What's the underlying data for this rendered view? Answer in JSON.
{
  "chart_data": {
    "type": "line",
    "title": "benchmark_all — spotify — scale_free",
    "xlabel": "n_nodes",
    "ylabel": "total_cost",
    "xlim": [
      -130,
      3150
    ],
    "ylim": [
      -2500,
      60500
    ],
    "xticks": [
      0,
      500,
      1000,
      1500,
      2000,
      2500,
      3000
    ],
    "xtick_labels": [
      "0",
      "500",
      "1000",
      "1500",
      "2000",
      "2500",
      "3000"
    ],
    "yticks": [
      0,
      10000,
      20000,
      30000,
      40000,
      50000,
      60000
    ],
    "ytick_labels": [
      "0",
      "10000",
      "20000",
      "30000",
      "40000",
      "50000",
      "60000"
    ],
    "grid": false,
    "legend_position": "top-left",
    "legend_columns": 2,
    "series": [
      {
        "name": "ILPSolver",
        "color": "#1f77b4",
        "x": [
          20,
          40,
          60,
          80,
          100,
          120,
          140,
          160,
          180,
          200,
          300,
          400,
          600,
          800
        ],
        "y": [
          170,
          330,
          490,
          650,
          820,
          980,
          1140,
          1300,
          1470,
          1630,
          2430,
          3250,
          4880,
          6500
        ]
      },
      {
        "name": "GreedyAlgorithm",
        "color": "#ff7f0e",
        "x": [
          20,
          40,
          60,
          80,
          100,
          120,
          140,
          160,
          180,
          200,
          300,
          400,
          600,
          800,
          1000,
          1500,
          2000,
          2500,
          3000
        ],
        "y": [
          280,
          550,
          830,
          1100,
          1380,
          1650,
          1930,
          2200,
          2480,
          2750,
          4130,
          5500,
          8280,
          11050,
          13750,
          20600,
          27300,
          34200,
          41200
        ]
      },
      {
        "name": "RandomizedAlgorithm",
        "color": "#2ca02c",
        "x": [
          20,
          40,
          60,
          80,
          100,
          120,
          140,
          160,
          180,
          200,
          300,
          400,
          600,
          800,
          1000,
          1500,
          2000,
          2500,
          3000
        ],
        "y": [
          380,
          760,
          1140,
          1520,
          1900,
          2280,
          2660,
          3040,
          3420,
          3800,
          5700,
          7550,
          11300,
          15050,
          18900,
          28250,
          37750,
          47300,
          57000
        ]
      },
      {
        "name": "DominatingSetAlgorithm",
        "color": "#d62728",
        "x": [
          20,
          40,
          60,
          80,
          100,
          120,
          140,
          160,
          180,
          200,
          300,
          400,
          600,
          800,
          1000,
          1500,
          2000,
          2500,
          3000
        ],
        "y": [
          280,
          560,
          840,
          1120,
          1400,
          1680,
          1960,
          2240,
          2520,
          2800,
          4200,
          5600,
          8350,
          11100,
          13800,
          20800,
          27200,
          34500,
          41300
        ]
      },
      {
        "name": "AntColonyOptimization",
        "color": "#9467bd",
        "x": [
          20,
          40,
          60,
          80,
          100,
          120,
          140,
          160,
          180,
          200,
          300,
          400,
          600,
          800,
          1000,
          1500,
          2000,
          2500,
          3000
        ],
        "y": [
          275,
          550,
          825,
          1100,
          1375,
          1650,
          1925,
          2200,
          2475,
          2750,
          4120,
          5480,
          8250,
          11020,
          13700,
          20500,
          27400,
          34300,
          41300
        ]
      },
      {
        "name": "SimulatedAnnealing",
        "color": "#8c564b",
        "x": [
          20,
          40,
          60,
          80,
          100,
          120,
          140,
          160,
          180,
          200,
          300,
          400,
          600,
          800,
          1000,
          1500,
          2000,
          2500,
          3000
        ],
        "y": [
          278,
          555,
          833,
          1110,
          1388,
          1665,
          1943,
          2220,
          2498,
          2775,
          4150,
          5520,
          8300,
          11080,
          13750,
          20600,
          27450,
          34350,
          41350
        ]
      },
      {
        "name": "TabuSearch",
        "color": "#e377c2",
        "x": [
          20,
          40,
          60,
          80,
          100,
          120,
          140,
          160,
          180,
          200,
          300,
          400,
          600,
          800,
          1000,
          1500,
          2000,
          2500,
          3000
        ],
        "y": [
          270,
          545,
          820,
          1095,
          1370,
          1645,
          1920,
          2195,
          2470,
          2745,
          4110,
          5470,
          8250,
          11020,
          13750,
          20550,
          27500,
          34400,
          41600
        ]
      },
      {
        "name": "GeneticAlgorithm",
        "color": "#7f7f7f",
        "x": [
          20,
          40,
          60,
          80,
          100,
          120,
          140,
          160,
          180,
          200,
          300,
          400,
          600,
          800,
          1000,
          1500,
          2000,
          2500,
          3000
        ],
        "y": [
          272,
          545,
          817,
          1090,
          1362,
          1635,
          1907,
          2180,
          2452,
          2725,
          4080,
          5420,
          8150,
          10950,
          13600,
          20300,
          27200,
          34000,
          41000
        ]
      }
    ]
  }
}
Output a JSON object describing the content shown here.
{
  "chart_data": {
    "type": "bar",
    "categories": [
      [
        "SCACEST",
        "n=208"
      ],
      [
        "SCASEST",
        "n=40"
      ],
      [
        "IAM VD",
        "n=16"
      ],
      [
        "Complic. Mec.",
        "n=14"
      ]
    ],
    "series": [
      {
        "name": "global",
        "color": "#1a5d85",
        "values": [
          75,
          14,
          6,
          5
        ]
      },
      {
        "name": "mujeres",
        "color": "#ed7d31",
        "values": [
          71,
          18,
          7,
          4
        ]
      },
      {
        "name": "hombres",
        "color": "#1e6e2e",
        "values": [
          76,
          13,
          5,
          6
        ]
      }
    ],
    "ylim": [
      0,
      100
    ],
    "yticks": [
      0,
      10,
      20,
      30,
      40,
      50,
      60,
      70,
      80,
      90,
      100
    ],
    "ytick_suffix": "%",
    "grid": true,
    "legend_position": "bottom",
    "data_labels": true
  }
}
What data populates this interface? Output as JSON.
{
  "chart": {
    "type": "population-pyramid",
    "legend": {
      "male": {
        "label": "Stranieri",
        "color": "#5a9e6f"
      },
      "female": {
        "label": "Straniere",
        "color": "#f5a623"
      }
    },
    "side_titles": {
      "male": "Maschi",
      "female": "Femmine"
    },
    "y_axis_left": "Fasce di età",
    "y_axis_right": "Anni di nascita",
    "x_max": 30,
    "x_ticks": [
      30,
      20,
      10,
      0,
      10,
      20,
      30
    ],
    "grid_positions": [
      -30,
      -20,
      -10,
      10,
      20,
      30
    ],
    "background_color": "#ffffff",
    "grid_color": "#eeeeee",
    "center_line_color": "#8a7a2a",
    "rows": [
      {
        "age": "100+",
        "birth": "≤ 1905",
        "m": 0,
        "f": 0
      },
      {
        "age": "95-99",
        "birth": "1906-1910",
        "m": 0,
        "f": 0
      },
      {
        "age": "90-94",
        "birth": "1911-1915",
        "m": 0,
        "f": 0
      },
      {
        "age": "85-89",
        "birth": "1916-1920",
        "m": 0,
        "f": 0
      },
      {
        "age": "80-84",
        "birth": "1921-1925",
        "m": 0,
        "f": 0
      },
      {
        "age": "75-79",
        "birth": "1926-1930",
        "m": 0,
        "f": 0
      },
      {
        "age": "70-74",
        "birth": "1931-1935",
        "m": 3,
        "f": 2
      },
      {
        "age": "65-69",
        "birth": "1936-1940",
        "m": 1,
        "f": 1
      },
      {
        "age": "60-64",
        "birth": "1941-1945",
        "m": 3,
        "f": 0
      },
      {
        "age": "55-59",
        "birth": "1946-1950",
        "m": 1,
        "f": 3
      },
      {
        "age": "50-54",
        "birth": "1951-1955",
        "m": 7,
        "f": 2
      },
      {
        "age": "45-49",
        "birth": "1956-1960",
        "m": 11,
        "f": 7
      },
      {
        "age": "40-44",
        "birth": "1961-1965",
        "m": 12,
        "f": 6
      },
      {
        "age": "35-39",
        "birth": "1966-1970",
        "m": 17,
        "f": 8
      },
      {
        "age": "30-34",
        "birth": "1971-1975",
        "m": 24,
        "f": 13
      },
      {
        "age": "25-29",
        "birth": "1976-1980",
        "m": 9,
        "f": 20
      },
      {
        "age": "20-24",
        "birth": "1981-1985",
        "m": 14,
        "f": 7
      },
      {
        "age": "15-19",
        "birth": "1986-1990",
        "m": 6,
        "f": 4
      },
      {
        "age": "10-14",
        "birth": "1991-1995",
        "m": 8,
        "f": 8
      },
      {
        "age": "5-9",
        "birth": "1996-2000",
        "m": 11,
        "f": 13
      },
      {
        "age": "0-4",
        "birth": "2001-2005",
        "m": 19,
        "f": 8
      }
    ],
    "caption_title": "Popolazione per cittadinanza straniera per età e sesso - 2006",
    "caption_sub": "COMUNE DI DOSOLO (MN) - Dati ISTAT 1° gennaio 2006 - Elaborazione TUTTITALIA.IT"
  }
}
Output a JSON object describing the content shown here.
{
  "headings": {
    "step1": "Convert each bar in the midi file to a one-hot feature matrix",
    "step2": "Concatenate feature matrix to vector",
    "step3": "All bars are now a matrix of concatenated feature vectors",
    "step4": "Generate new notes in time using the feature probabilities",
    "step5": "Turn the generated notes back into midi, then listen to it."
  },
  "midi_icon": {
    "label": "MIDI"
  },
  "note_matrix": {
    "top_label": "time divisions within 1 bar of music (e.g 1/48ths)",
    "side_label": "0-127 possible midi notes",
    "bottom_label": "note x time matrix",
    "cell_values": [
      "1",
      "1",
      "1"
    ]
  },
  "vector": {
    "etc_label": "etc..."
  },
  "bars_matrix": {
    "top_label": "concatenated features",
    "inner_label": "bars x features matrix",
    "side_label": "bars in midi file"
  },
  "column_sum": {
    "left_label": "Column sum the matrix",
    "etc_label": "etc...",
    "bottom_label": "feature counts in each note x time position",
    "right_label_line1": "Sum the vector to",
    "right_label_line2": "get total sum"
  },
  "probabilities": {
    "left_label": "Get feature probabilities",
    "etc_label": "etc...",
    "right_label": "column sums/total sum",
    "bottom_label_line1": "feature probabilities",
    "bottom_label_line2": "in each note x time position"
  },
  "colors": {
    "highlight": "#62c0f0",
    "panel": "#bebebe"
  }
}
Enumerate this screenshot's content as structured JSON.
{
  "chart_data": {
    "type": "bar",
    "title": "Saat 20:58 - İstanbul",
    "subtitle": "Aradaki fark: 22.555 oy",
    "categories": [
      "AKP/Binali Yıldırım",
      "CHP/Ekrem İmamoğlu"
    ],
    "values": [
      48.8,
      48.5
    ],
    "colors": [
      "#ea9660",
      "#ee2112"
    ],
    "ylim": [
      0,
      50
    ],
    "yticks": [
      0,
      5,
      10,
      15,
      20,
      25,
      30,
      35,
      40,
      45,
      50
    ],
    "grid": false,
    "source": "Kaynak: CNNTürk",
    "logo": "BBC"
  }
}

▸ Aim of the exercise
Repeat only what runs from the line holding "Enumerate this screenshot's" to the end of the data, keeping every line exactly as written, first and last included.

▸ Solution below
Enumerate this screenshot's content as structured JSON.
{
  "chart_data": {
    "type": "bar",
    "title": "Saat 20:58 - İstanbul",
    "subtitle": "Aradaki fark: 22.555 oy",
    "categories": [
      "AKP/Binali Yıldırım",
      "CHP/Ekrem İmamoğlu"
    ],
    "values": [
      48.8,
      48.5
    ],
    "colors": [
      "#ea9660",
      "#ee2112"
    ],
    "ylim": [
      0,
      50
    ],
    "yticks": [
      0,
      5,
      10,
      15,
      20,
      25,
      30,
      35,
      40,
      45,
      50
    ],
    "grid": false,
    "source": "Kaynak: CNNTürk",
    "logo": "BBC"
  }
}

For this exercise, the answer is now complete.